▸ **WHAT THE TASK ASKS**: Transcribe each of the records below exactly, excluding all pictures.

(Dataset entries)

.....

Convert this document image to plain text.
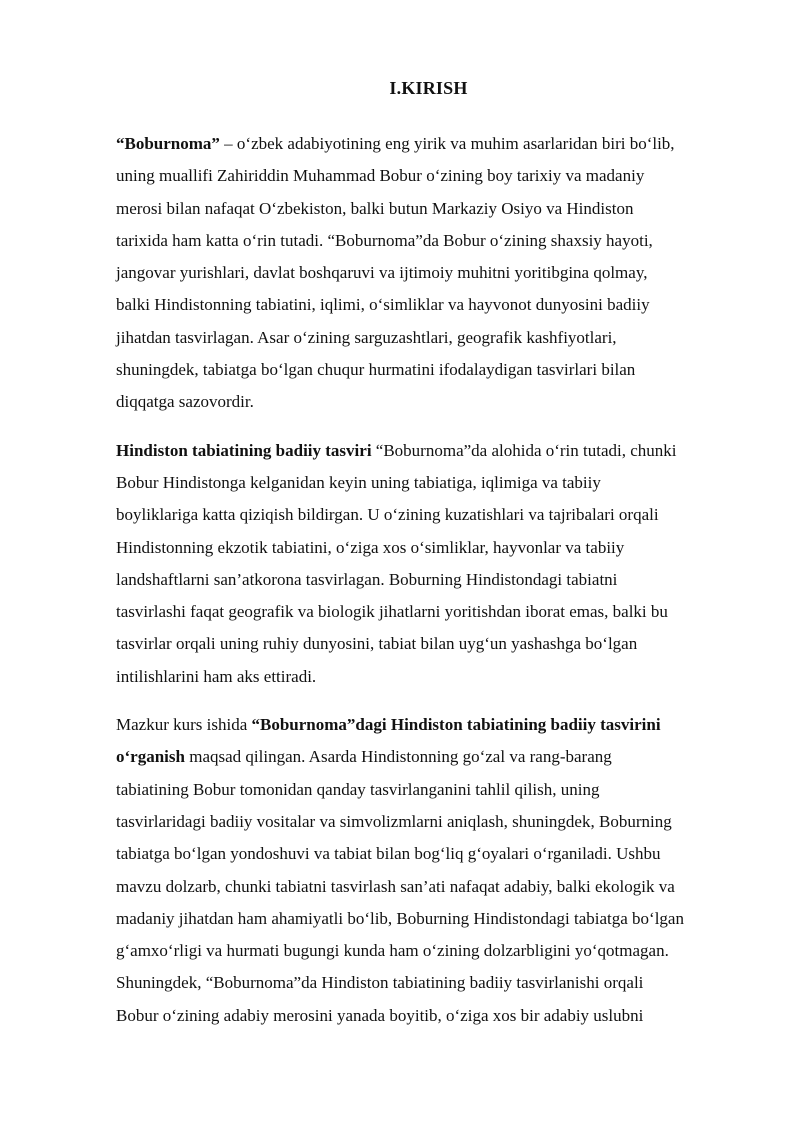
I.KIRISH

“Boburnoma” – o‘zbek adabiyotining eng yirik va muhim asarlaridan biri bo‘lib,
uning muallifi Zahiriddin Muhammad Bobur o‘zining boy tarixiy va madaniy
merosi bilan nafaqat O‘zbekiston, balki butun Markaziy Osiyo va Hindiston
tarixida ham katta o‘rin tutadi. “Boburnoma”da Bobur o‘zining shaxsiy hayoti,
jangovar yurishlari, davlat boshqaruvi va ijtimoiy muhitni yoritibgina qolmay,
balki Hindistonning tabiatini, iqlimi, o‘simliklar va hayvonot dunyosini badiiy
jihatdan tasvirlagan. Asar o‘zining sarguzashtlari, geografik kashfiyotlari,
shuningdek, tabiatga bo‘lgan chuqur hurmatini ifodalaydigan tasvirlari bilan
diqqatga sazovordir.

Hindiston tabiatining badiiy tasviri “Boburnoma”da alohida o‘rin tutadi, chunki
Bobur Hindistonga kelganidan keyin uning tabiatiga, iqlimiga va tabiiy
boyliklariga katta qiziqish bildirgan. U o‘zining kuzatishlari va tajribalari orqali
Hindistonning ekzotik tabiatini, o‘ziga xos o‘simliklar, hayvonlar va tabiiy
landshaftlarni san’atkorona tasvirlagan. Boburning Hindistondagi tabiatni
tasvirlashi faqat geografik va biologik jihatlarni yoritishdan iborat emas, balki bu
tasvirlar orqali uning ruhiy dunyosini, tabiat bilan uyg‘un yashashga bo‘lgan
intilishlarini ham aks ettiradi.

Mazkur kurs ishida “Boburnoma”dagi Hindiston tabiatining badiiy tasvirini
o‘rganish maqsad qilingan. Asarda Hindistonning go‘zal va rang-barang
tabiatining Bobur tomonidan qanday tasvirlanganini tahlil qilish, uning
tasvirlaridagi badiiy vositalar va simvolizmlarni aniqlash, shuningdek, Boburning
tabiatga bo‘lgan yondoshuvi va tabiat bilan bog‘liq g‘oyalari o‘rganiladi. Ushbu
mavzu dolzarb, chunki tabiatni tasvirlash san’ati nafaqat adabiy, balki ekologik va
madaniy jihatdan ham ahamiyatli bo‘lib, Boburning Hindistondagi tabiatga bo‘lgan
g‘amxo‘rligi va hurmati bugungi kunda ham o‘zining dolzarbligini yo‘qotmagan.
Shuningdek, “Boburnoma”da Hindiston tabiatining badiiy tasvirlanishi orqali
Bobur o‘zining adabiy merosini yanada boyitib, o‘ziga xos bir adabiy uslubni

.....

▸ **EXERCISE SOLUTION**:
Convert this document image to plain text.
I.KIRISH

“Boburnoma” – o‘zbek adabiyotining eng yirik va muhim asarlaridan biri bo‘lib,
uning muallifi Zahiriddin Muhammad Bobur o‘zining boy tarixiy va madaniy
merosi bilan nafaqat O‘zbekiston, balki butun Markaziy Osiyo va Hindiston
tarixida ham katta o‘rin tutadi. “Boburnoma”da Bobur o‘zining shaxsiy hayoti,
jangovar yurishlari, davlat boshqaruvi va ijtimoiy muhitni yoritibgina qolmay,
balki Hindistonning tabiatini, iqlimi, o‘simliklar va hayvonot dunyosini badiiy
jihatdan tasvirlagan. Asar o‘zining sarguzashtlari, geografik kashfiyotlari,
shuningdek, tabiatga bo‘lgan chuqur hurmatini ifodalaydigan tasvirlari bilan
diqqatga sazovordir.

Hindiston tabiatining badiiy tasviri “Boburnoma”da alohida o‘rin tutadi, chunki
Bobur Hindistonga kelganidan keyin uning tabiatiga, iqlimiga va tabiiy
boyliklariga katta qiziqish bildirgan. U o‘zining kuzatishlari va tajribalari orqali
Hindistonning ekzotik tabiatini, o‘ziga xos o‘simliklar, hayvonlar va tabiiy
landshaftlarni san’atkorona tasvirlagan. Boburning Hindistondagi tabiatni
tasvirlashi faqat geografik va biologik jihatlarni yoritishdan iborat emas, balki bu
tasvirlar orqali uning ruhiy dunyosini, tabiat bilan uyg‘un yashashga bo‘lgan
intilishlarini ham aks ettiradi.

Mazkur kurs ishida “Boburnoma”dagi Hindiston tabiatining badiiy tasvirini
o‘rganish maqsad qilingan. Asarda Hindistonning go‘zal va rang-barang
tabiatining Bobur tomonidan qanday tasvirlanganini tahlil qilish, uning
tasvirlaridagi badiiy vositalar va simvolizmlarni aniqlash, shuningdek, Boburning
tabiatga bo‘lgan yondoshuvi va tabiat bilan bog‘liq g‘oyalari o‘rganiladi. Ushbu
mavzu dolzarb, chunki tabiatni tasvirlash san’ati nafaqat adabiy, balki ekologik va
madaniy jihatdan ham ahamiyatli bo‘lib, Boburning Hindistondagi tabiatga bo‘lgan
g‘amxo‘rligi va hurmati bugungi kunda ham o‘zining dolzarbligini yo‘qotmagan.
Shuningdek, “Boburnoma”da Hindiston tabiatining badiiy tasvirlanishi orqali
Bobur o‘zining adabiy merosini yanada boyitib, o‘ziga xos bir adabiy uslubni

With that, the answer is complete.